====== Entries shown

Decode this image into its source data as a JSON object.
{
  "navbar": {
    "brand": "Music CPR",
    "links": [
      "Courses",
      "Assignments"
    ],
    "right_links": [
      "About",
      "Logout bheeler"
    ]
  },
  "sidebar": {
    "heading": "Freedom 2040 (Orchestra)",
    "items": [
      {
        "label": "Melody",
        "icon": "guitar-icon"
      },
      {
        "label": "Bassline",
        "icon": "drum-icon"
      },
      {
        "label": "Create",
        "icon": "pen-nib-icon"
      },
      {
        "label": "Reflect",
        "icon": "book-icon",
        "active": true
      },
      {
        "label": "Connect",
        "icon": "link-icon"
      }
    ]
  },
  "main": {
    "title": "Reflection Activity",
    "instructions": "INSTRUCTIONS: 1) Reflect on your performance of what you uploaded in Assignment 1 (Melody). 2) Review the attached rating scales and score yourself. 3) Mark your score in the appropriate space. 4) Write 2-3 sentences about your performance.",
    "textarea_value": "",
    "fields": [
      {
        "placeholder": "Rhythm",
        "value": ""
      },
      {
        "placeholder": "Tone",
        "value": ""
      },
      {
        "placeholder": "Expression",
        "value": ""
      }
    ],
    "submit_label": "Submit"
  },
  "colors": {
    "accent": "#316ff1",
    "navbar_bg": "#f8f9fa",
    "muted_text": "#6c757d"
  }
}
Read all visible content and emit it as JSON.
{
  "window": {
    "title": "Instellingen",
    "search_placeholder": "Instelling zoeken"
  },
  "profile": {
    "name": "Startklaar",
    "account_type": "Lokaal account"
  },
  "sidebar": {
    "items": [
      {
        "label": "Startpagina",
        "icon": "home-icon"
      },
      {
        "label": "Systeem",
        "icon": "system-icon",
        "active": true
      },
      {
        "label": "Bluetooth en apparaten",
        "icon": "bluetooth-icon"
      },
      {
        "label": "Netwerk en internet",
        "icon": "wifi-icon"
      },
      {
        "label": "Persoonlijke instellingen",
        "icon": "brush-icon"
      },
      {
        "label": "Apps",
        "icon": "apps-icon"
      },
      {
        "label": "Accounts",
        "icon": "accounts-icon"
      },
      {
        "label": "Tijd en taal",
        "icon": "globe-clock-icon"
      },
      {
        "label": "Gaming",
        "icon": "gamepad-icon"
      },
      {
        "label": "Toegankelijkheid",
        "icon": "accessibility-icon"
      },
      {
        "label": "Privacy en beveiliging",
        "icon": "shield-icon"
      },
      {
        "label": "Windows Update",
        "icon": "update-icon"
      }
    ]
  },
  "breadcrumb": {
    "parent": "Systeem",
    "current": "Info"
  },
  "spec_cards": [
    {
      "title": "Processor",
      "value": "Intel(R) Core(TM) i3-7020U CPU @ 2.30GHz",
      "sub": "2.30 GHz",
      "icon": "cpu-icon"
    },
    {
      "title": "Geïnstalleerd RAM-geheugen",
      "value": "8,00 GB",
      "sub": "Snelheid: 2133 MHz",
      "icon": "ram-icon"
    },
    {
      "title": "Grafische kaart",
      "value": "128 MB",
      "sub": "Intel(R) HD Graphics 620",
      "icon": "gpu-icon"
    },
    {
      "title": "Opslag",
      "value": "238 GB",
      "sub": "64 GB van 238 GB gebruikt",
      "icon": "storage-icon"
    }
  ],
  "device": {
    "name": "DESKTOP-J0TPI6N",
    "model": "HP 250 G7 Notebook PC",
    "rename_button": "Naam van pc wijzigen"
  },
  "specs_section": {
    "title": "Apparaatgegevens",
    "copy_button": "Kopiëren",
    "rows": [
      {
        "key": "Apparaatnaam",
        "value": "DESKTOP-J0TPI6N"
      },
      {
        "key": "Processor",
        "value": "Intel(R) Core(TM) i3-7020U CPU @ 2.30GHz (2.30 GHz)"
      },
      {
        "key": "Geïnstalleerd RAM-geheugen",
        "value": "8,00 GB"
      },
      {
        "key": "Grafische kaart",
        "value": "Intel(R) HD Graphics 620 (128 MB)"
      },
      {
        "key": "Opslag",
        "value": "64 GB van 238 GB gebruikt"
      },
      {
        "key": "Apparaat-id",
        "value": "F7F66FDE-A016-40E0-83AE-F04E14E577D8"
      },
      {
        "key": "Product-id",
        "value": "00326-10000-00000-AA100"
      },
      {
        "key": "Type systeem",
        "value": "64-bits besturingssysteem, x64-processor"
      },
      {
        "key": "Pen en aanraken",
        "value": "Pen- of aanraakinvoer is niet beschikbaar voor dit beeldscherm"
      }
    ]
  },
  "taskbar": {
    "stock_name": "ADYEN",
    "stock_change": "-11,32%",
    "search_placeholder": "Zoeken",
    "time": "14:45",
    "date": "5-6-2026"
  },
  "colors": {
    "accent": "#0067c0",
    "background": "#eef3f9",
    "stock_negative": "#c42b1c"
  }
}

============

**What the task requires:**
From the listing above, extract all records word for word.

**Task response:**
Decode this image into its source data as a JSON object.
{
  "navbar": {
    "brand": "Music CPR",
    "links": [
      "Courses",
      "Assignments"
    ],
    "right_links": [
      "About",
      "Logout bheeler"
    ]
  },
  "sidebar": {
    "heading": "Freedom 2040 (Orchestra)",
    "items": [
      {
        "label": "Melody",
        "icon": "guitar-icon"
      },
      {
        "label": "Bassline",
        "icon": "drum-icon"
      },
      {
        "label": "Create",
        "icon": "pen-nib-icon"
      },
      {
        "label": "Reflect",
        "icon": "book-icon",
        "active": true
      },
      {
        "label": "Connect",
        "icon": "link-icon"
      }
    ]
  },
  "main": {
    "title": "Reflection Activity",
    "instructions": "INSTRUCTIONS: 1) Reflect on your performance of what you uploaded in Assignment 1 (Melody). 2) Review the attached rating scales and score yourself. 3) Mark your score in the appropriate space. 4) Write 2-3 sentences about your performance.",
    "textarea_value": "",
    "fields": [
      {
        "placeholder": "Rhythm",
        "value": ""
      },
      {
        "placeholder": "Tone",
        "value": ""
      },
      {
        "placeholder": "Expression",
        "value": ""
      }
    ],
    "submit_label": "Submit"
  },
  "colors": {
    "accent": "#316ff1",
    "navbar_bg": "#f8f9fa",
    "muted_text": "#6c757d"
  }
}
Read all visible content and emit it as JSON.
{
  "window": {
    "title": "Instellingen",
    "search_placeholder": "Instelling zoeken"
  },
  "profile": {
    "name": "Startklaar",
    "account_type": "Lokaal account"
  },
  "sidebar": {
    "items": [
      {
        "label": "Startpagina",
        "icon": "home-icon"
      },
      {
        "label": "Systeem",
        "icon": "system-icon",
        "active": true
      },
      {
        "label": "Bluetooth en apparaten",
        "icon": "bluetooth-icon"
      },
      {
        "label": "Netwerk en internet",
        "icon": "wifi-icon"
      },
      {
        "label": "Persoonlijke instellingen",
        "icon": "brush-icon"
      },
      {
        "label": "Apps",
        "icon": "apps-icon"
      },
      {
        "label": "Accounts",
        "icon": "accounts-icon"
      },
      {
        "label": "Tijd en taal",
        "icon": "globe-clock-icon"
      },
      {
        "label": "Gaming",
        "icon": "gamepad-icon"
      },
      {
        "label": "Toegankelijkheid",
        "icon": "accessibility-icon"
      },
      {
        "label": "Privacy en beveiliging",
        "icon": "shield-icon"
      },
      {
        "label": "Windows Update",
        "icon": "update-icon"
      }
    ]
  },
  "breadcrumb": {
    "parent": "Systeem",
    "current": "Info"
  },
  "spec_cards": [
    {
      "title": "Processor",
      "value": "Intel(R) Core(TM) i3-7020U CPU @ 2.30GHz",
      "sub": "2.30 GHz",
      "icon": "cpu-icon"
    },
    {
      "title": "Geïnstalleerd RAM-geheugen",
      "value": "8,00 GB",
      "sub": "Snelheid: 2133 MHz",
      "icon": "ram-icon"
    },
    {
      "title": "Grafische kaart",
      "value": "128 MB",
      "sub": "Intel(R) HD Graphics 620",
      "icon": "gpu-icon"
    },
    {
      "title": "Opslag",
      "value": "238 GB",
      "sub": "64 GB van 238 GB gebruikt",
      "icon": "storage-icon"
    }
  ],
  "device": {
    "name": "DESKTOP-J0TPI6N",
    "model": "HP 250 G7 Notebook PC",
    "rename_button": "Naam van pc wijzigen"
  },
  "specs_section": {
    "title": "Apparaatgegevens",
    "copy_button": "Kopiëren",
    "rows": [
      {
        "key": "Apparaatnaam",
        "value": "DESKTOP-J0TPI6N"
      },
      {
        "key": "Processor",
        "value": "Intel(R) Core(TM) i3-7020U CPU @ 2.30GHz (2.30 GHz)"
      },
      {
        "key": "Geïnstalleerd RAM-geheugen",
        "value": "8,00 GB"
      },
      {
        "key": "Grafische kaart",
        "value": "Intel(R) HD Graphics 620 (128 MB)"
      },
      {
        "key": "Opslag",
        "value": "64 GB van 238 GB gebruikt"
      },
      {
        "key": "Apparaat-id",
        "value": "F7F66FDE-A016-40E0-83AE-F04E14E577D8"
      },
      {
        "key": "Product-id",
        "value": "00326-10000-00000-AA100"
      },
      {
        "key": "Type systeem",
        "value": "64-bits besturingssysteem, x64-processor"
      },
      {
        "key": "Pen en aanraken",
        "value": "Pen- of aanraakinvoer is niet beschikbaar voor dit beeldscherm"
      }
    ]
  },
  "taskbar": {
    "stock_name": "ADYEN",
    "stock_change": "-11,32%",
    "search_placeholder": "Zoeken",
    "time": "14:45",
    "date": "5-6-2026"
  },
  "colors": {
    "accent": "#0067c0",
    "background": "#eef3f9",
    "stock_negative": "#c42b1c"
  }
}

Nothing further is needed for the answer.